PROVIDED RECORDS>
──────

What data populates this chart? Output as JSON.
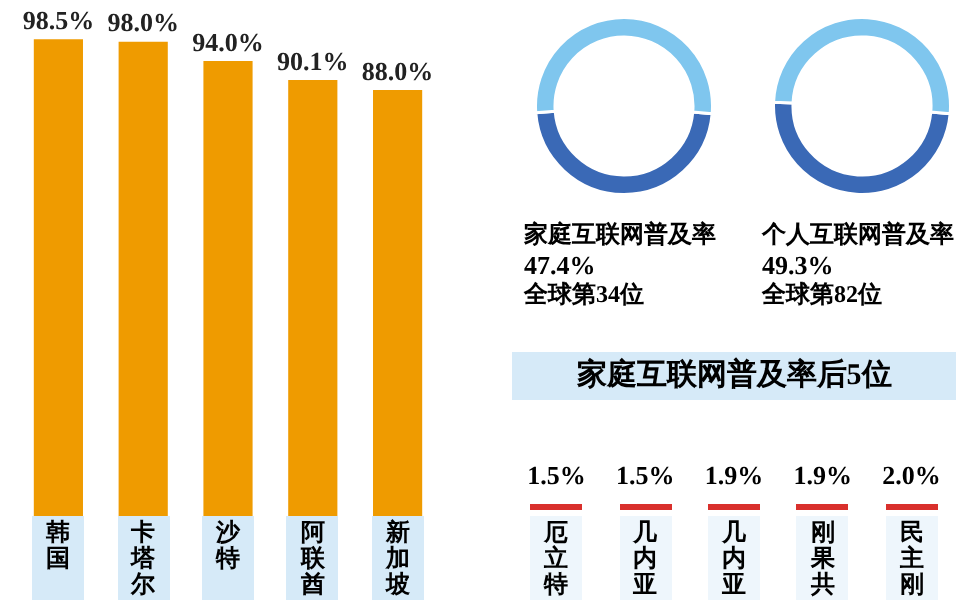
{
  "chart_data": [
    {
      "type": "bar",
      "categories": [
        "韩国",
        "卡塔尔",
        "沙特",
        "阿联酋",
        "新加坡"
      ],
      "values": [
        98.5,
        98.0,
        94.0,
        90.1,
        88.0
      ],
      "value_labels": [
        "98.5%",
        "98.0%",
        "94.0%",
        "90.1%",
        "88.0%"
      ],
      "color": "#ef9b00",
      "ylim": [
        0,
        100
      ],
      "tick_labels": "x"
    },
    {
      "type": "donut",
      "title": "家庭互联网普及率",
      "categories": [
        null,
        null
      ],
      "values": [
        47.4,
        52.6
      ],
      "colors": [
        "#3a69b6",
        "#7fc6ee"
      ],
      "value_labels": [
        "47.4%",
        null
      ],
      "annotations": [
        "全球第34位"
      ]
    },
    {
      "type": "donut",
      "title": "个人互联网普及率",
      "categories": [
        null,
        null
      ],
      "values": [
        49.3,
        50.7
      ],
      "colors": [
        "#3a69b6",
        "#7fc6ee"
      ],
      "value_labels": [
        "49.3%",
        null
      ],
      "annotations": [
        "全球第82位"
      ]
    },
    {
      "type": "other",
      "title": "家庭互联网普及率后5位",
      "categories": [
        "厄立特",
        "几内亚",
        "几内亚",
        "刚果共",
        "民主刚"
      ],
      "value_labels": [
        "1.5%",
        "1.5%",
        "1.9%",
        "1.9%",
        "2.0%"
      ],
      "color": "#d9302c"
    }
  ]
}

──────

WRITTEN TASK> Find the lines that include the string "title", then copy each of them.

SOLUTION TO THE EXERCISE>
      "title": "家庭互联网普及率",
      "title": "个人互联网普及率",
      "title": "家庭互联网普及率后5位",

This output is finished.